- [Estratto selezionato]:
Malattie della Retina – Retinopatie

Tipologie di malattie della retina

Con il termine retinopatia si indica qualunque malattia o disturbo della retina. Alcune tipologie di malattia della retina sono la maculopatia (degenerazione maculare senile e giovanile), la retinopatia diabetica, le vasculopatie retiniche, il distacco di retina, ecc.

MACULOPATIA (DEGENERAZIONE MACULARE)

La degenerazione maculare legata all’età (DMLE o AMD, in inglese) è una malattia della retina multifattoriale che colpisce la zona centrale della retina, detta macula. La macula è la parte della retina responsabile della visione centrale e della capacità di vedere i colori e i dettagli più fini quando guardiamo direttamente un oggetto.

Si tratta di una malattia della retina ad andamento progressivo e può portare alla perdita completa ed irreversibile della visione centrale. Infatti la degenerazione maculare senile (DMS) è la più diffusa causa di perdita di capacità visiva dopo i 50 anni.

- [Materiale fornito]:
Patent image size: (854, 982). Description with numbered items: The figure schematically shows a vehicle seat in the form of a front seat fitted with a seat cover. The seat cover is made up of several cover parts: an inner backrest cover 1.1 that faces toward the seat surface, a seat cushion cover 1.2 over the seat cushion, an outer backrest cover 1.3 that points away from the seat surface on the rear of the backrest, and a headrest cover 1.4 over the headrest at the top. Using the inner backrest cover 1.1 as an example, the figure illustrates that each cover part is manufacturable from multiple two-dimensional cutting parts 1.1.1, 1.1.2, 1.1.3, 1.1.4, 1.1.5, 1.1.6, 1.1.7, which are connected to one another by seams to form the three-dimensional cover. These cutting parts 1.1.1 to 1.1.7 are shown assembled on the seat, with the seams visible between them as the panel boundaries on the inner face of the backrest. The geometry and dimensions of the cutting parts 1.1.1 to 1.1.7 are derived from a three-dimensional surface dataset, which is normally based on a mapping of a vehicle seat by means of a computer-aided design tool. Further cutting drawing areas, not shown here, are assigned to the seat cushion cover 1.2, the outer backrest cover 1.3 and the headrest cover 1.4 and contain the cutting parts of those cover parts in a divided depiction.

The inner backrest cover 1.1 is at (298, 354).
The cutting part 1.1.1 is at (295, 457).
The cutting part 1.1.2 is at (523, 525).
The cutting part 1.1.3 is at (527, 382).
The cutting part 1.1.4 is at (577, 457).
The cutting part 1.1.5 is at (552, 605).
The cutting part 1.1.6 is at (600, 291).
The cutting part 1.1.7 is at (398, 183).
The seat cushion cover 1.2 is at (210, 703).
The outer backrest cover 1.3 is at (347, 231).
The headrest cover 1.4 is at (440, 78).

- [Compiti da svolgere]:
[1] In base al brano sulle malattie della retina, spiega perché la degenerazione maculare legata all'età mette a rischio la visione centrale. Rispondi con una, due o tre frasi.
[2] Trascrivi alla lettera il brano sulle malattie della retina, a partire da "La degenerazione maculare legata" e proseguendo fino a "direttamente un oggetto.".
[3] Riprendi il brano sulle malattie della retina dal punto in cui si interrompe.
Il materiale non ha alcun legame con il brano sulle malattie della retina.

- [Risultati dei compiti]:
[1] La degenerazione maculare legata all'età colpisce la macula, cioè la zona centrale della retina. La macula è la parte della retina responsabile della visione centrale e della capacità di vedere i colori e i dettagli più fini quando si guarda direttamente un oggetto.

[2]
La degenerazione maculare legata all’età (DMLE o AMD, in inglese) è una malattia della retina multifattoriale che colpisce la zona centrale della retina, detta macula. La macula è la parte della retina responsabile della visione centrale e della capacità di vedere i colori e i dettagli più fini quando guardiamo direttamente un oggetto.

[3]
Le cause di questa malattia della retina sembrano essere genetiche e legate all’ambiente. Il fumo è considerato un fattore di rischio grave, mentre meno chiare e poco consistenti sono le correlazioni con l’esposizione alla luce solare, ipertensione, obesità, chirurgia della cataratta. I fattori causali più importanti, tuttavia, non sono modificabili, primo tra tutti la predisposizione genetica, l’età e, infine, l’avere un fototipo “chiaro”.

Questa malattia della retina si presenta come una diminuzione della vista nella zona centrale del campo visivo e/o con una deformazione delle immagini che costituisce il sintomo premonitore più importante. Segno caratteristico della malattia sono le Drusen, macchie giallastre della retina che l’oculista rileva durante l’esame del fondo oculare, specie se di grandi dimensioni (superiori a 125 micron).

Si riconoscono due tipi di degenerazione maculare: “secca” (o non essudativa) e “umida” (o essudativa o neovascolare). Circa il 90% dei pazienti presenta la forma secca e solo il 10% progredisce verso la forma umida.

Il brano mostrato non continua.